[Data for processing]
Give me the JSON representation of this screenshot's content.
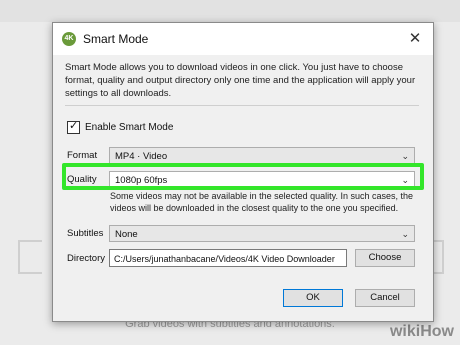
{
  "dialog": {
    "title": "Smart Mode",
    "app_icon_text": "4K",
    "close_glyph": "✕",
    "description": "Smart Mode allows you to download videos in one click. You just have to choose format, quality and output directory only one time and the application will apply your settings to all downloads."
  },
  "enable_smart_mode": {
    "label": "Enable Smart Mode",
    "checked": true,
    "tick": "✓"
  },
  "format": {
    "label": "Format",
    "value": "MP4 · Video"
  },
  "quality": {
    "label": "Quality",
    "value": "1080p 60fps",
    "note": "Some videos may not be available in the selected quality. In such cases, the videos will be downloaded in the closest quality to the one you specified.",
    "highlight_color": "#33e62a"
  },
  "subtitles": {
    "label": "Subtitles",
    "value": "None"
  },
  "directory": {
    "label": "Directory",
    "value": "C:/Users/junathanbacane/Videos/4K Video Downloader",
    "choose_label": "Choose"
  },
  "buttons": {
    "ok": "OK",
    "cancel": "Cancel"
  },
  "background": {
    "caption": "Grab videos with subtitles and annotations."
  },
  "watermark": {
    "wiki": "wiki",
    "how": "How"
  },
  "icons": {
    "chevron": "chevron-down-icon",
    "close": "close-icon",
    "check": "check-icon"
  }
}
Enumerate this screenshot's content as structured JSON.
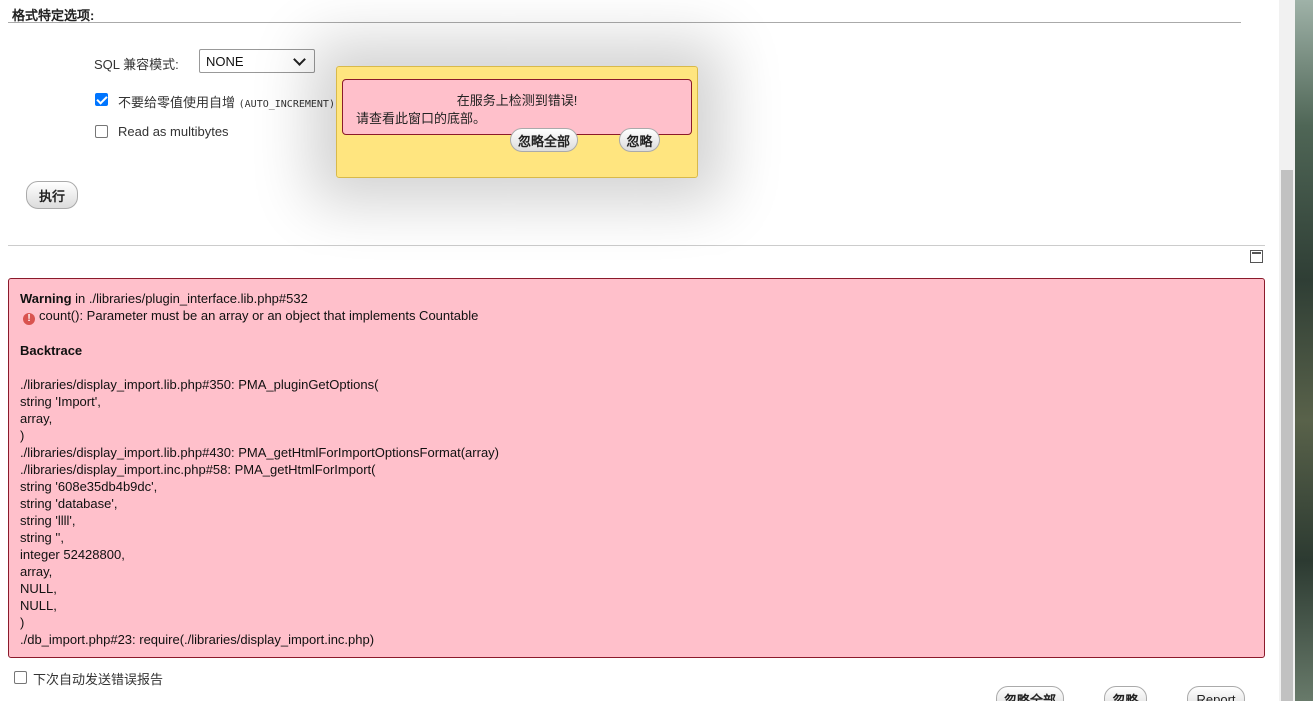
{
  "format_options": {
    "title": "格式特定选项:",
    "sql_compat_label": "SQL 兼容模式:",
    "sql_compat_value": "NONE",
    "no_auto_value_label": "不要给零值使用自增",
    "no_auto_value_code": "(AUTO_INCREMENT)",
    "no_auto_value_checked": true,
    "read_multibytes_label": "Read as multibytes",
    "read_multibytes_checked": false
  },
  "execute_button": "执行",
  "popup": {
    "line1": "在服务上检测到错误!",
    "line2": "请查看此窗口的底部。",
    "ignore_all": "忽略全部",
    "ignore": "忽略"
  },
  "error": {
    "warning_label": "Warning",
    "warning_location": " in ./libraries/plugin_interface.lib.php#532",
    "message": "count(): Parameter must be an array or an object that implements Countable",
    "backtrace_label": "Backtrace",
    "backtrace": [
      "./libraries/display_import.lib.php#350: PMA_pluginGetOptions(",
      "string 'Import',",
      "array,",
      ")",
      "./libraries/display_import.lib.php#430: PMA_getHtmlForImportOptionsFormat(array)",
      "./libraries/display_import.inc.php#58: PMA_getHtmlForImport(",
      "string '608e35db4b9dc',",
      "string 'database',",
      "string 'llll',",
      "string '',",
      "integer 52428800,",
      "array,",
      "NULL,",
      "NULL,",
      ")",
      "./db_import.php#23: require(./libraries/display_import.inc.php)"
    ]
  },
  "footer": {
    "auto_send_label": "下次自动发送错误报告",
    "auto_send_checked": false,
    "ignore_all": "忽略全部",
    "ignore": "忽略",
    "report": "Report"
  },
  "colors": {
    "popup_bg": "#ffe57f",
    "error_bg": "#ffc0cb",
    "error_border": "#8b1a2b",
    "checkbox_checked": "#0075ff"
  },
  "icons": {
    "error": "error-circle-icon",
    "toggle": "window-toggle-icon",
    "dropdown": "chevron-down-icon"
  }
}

---

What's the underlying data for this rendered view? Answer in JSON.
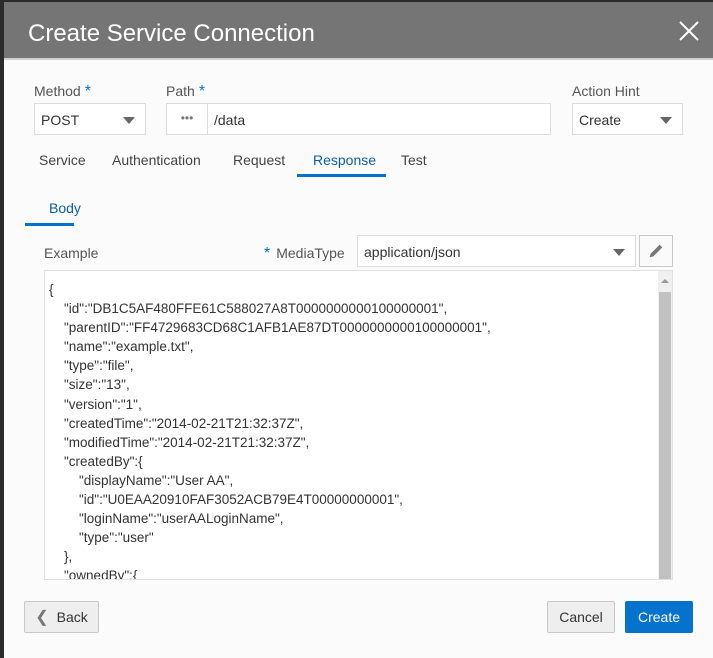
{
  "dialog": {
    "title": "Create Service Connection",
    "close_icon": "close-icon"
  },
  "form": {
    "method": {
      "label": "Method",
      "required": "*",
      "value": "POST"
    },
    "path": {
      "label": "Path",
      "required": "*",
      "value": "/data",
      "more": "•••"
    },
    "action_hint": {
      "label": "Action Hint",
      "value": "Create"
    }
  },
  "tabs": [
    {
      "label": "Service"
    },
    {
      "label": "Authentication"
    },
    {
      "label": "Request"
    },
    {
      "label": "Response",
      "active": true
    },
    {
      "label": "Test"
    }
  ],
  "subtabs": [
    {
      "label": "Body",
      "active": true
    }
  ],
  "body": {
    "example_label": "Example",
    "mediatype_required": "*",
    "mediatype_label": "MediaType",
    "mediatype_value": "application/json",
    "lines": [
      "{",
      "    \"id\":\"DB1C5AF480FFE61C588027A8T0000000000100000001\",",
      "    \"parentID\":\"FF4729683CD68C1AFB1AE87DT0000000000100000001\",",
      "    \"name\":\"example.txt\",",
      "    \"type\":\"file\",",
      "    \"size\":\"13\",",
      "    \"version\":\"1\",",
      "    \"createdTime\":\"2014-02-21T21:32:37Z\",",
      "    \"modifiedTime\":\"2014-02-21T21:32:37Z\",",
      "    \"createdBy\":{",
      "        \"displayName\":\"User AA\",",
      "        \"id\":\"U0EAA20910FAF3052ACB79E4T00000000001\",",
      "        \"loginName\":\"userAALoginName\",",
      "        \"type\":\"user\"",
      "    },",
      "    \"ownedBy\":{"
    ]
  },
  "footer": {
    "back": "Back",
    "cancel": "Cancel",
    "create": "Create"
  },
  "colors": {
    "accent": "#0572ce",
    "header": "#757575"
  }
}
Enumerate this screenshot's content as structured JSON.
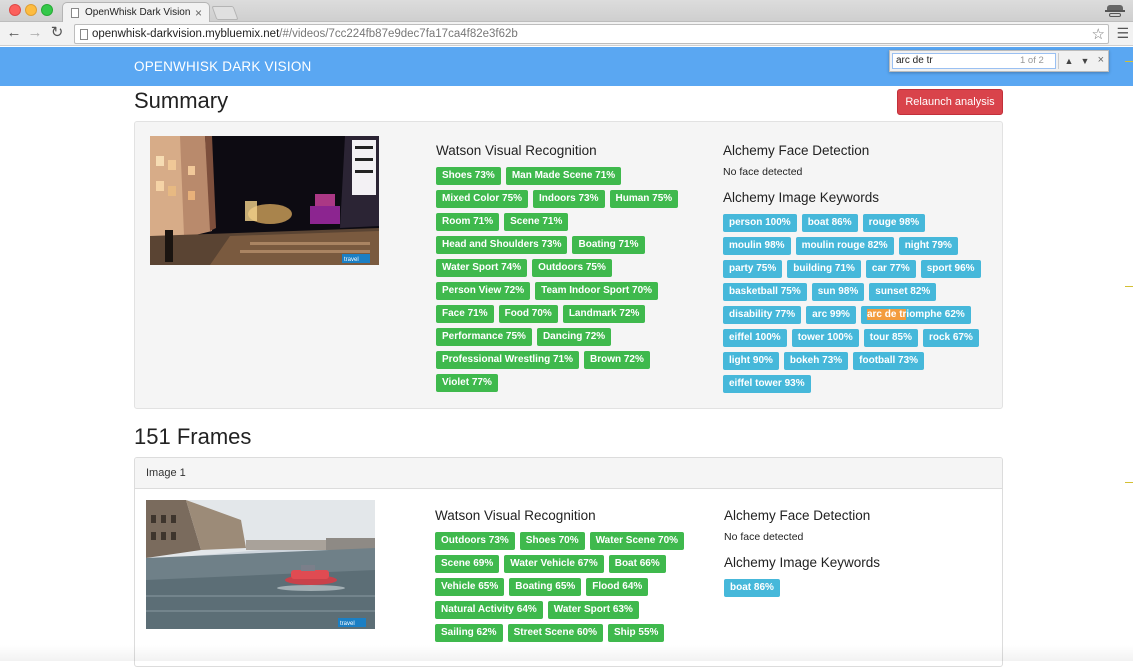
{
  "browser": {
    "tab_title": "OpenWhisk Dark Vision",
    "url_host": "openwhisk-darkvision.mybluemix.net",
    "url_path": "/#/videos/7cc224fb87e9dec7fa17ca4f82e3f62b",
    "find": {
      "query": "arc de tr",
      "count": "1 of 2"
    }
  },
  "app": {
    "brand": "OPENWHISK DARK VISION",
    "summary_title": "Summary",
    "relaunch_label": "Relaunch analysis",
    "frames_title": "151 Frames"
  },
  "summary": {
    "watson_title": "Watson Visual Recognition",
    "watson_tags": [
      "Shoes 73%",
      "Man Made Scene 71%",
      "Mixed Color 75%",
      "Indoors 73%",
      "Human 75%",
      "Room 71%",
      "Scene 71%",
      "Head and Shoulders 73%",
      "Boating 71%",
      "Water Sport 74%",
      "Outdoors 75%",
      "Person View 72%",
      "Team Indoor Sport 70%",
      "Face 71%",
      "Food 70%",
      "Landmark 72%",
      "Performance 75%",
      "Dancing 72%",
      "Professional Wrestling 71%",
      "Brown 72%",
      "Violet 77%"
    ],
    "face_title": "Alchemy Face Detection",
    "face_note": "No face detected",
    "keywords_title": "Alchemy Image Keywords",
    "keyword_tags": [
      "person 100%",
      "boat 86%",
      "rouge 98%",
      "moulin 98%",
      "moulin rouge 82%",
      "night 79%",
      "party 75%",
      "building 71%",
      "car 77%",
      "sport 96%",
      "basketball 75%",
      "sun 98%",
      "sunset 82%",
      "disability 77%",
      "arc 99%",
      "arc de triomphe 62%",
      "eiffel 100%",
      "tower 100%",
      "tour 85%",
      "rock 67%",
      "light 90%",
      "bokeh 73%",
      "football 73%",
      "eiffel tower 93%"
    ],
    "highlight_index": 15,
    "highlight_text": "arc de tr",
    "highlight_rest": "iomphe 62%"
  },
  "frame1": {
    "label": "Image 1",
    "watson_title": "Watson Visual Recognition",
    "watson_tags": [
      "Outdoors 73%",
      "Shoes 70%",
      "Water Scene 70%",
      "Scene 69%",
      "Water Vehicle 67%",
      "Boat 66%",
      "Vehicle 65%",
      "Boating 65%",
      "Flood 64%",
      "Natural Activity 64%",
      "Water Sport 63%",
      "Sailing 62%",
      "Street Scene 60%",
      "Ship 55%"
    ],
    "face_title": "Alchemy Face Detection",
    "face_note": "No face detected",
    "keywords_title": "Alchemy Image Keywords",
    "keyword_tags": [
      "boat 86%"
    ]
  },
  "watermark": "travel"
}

[Exercise brief] Gather every line from the listing above in which the word "string" appears.

[Output below]
      "string 'Import',",
      "string '608e35db4b9dc',",
      "string 'database',",
      "string 'llll',",
      "string '',",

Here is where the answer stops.